● **Given exercise**
Repeat the material below word for word and leave out all pictures.

● **Exercise input**
▶

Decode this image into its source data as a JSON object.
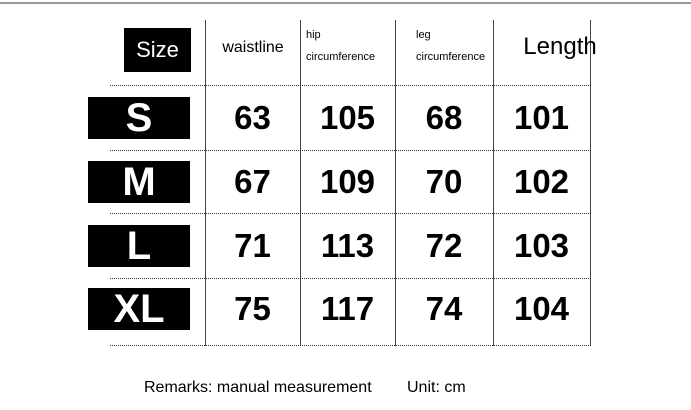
{
  "table": {
    "header": [
      "Size",
      "waistline",
      "hip circumference",
      "leg circumference",
      "Length"
    ],
    "rows": [
      [
        "S",
        63,
        105,
        68,
        101
      ],
      [
        "M",
        67,
        109,
        70,
        102
      ],
      [
        "L",
        71,
        113,
        72,
        103
      ],
      [
        "XL",
        75,
        117,
        74,
        104
      ]
    ]
  },
  "footer": {
    "remarks": "Remarks: manual measurement",
    "unit": "Unit: cm"
  }
}
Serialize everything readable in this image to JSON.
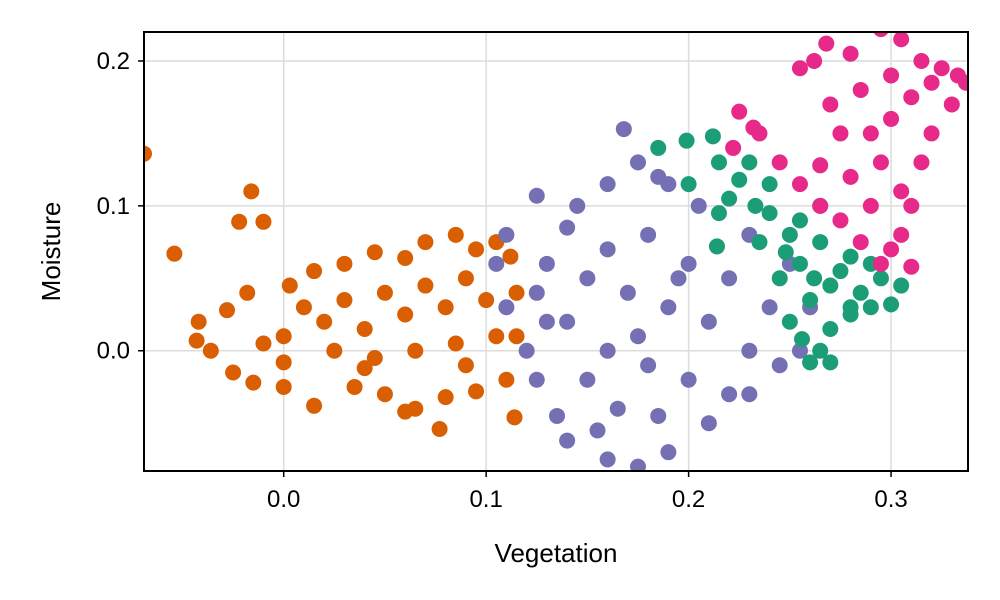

◀

● **Task result**
Decode this image into its source data as a JSON object.
{
  "table": {
    "header": [
      "Size",
      "waistline",
      "hip circumference",
      "leg circumference",
      "Length"
    ],
    "rows": [
      [
        "S",
        63,
        105,
        68,
        101
      ],
      [
        "M",
        67,
        109,
        70,
        102
      ],
      [
        "L",
        71,
        113,
        72,
        103
      ],
      [
        "XL",
        75,
        117,
        74,
        104
      ]
    ]
  },
  "footer": {
    "remarks": "Remarks: manual measurement",
    "unit": "Unit: cm"
  }
}
Serialize everything readable in this image to JSON.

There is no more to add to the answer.